Reading text >>
++++++++
It looks like the Iron Curtain is still dividing Europe – at least when it comes to being transparent about who is bankrolling political parties. 

As Europeans head to the polls to decide on the new European Parliament between 6th and 9th of June, they don’t all have the same access to information about who funds the political parties.  

The over 200 parties that were analysed – all have a reasonable chance of winning at least one of the 720 seats in the next Parliament – received 941 million euros in donations between 2019 and 2022. For 664 million euros of this, it’s unclear who sent in the money.

The picture that emerged: The countries that transformed from communist one-party states into democracies in the early 1990s embraced best practices. For the countries on the western side of the curtain that came down 35 years ago, a lack of accountability is still the norm. This means that citizens only have limited information about the individuals, companies, and other organisations that fund political parties.

The worst offenders are political parties in Germany: some 75 per cent of the anonymous donations in the EU go to German parties, the investigation found. 

“If you look at the numbers that are available and the transparency of the finances of political parties and their candidates, the overall picture is very disappointing,” said Belgian political scientist Wouter Wolfs. “It is just not sufficient. … In an atmosphere in which politics in general and certain institutions in particular are already under pressure, this is fundamentally problematic.”

Trust in politicians and the political parties is low. Europeans rank political parties as most likely to be corrupted, well ahead of private companies, financial institutions, and the public sector. This is especially dangerous in a political climate where distrust can boil over into anger and even violence; several German politicians were attacked during campaign events over the last few months, and Slovakia’s prime minister barely survived being shot earlier this month.

According to the Eurobarometer, an EU-wide opinion poll, 6 out of 10 Europeans think corruption is rampant amongst political parties. Even more worry there is a lack of supervision and transparency concerning the finances of the parties.  

Comparing the numbers [EXPAND]

This investigation scrutinises this lack of transparency: How many euros do European political parties receive without telling the public who the actual donor is? How big is the transparency gap?
++++++++
Stored data >>

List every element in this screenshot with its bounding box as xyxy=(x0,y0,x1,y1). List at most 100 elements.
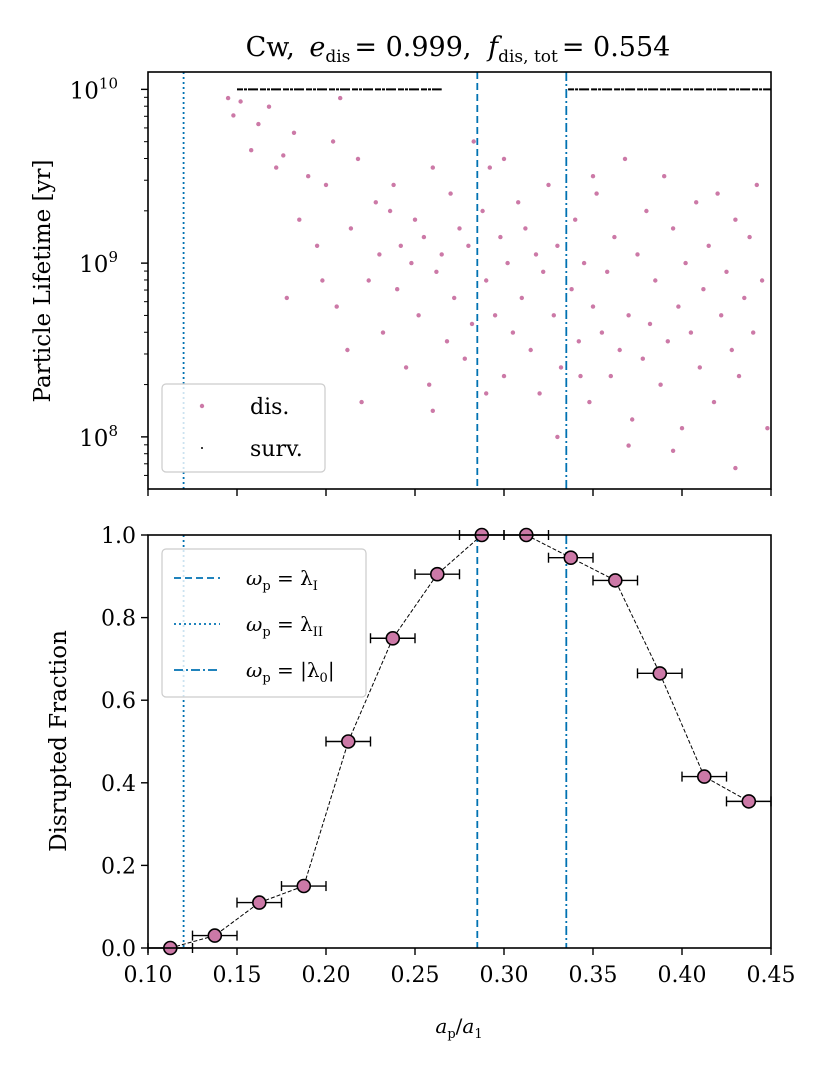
++++++++
Problems and tasks >>
**a.** Reproduce word for word the stretch of the passage on party funding in Europe from "The over 200" through "in the money.".
**b.** Write the next part of the passage on party funding in Europe, picking up after its final sentence.
The material has no connection to the passage on party funding in Europe.

The responses >>
**a.**
The over 200 parties that were analysed – all have a reasonable chance of winning at least one of the 720 seats in the next Parliament – received 941 million euros in donations between 2019 and 2022. For 664 million euros of this, it’s unclear who sent in the money.

**b.**
The consortium of journalists answered these questions by comparing two different datasets: The first one took information taken from the annual reports of political parties indicating how much income they generated and from which sources. The second dataset consisted of all the individual donations, including the name of the donor, the journalists could gather from different public sources. 

The investigation brought to light a striking lack of transparency in Germany. For example: The populist right-wing party Alternative für Deutschland reported they received 6.4 million euros in donations in 2022. But the public records of who gave them money only name donors who, in total, gave 1.3 million euros. This leaves a gap of 5.1 million euros – or 80 per cent of their total income from donations. 

This comparison, done for 231 political parties in Europe between 2019 and 2022, gave startling results.

Hiding behind anonymity 

In France and Belgium not a single name of donor is made public. 

In France, that’s because of privacy concerns. “Information relating to the identity of a person making a financial donation for the benefit of a political party is likely to reveal their political opinions,” a spokesperson from the authority tasked with auditing the accounts of political parties in France wrote in an email. Revealing the name of a donor is “therefore, subject to the confidentiality of their private life.”

This means that the public doesn’t know who is behind the 47 million euros that went to 11 national parties in the span of four years. And even this figure is just the tip of the French iceberg: many small regional and local parties also receive a lot of donations – the total sum of anonymous donations in France is three times as high, according to government data

“It is the first-mover disadvantage,” Wolfs explained, referring to the western European countries that became democratic in the 19th and early 20th century. “In the old democracies the thinking stopped and no effort was made to update or modernise. When it concerns the transparency of political funding they are really not doing well.”

Sometimes it makes sense to protect the identity of donors, argued Fernando Casal Bertoa, associate professor at the University of Nottingham, for example in an authoritarian country where people supporting the opposition are in danger of being persecuted. 

But for countries in the European Union that argument doesn’t make sense, he said.

“In France, which is a consolidated democracy, [keeping the identity secret] should not happen,” he said.

In Spain, the situation is similarly intransparent. There, the names of donors are only published if the donation is over 25,000 euros. Auditors and political parties confirmed to the journalists’ collective that not a single donation above this threshold has been made since 2015.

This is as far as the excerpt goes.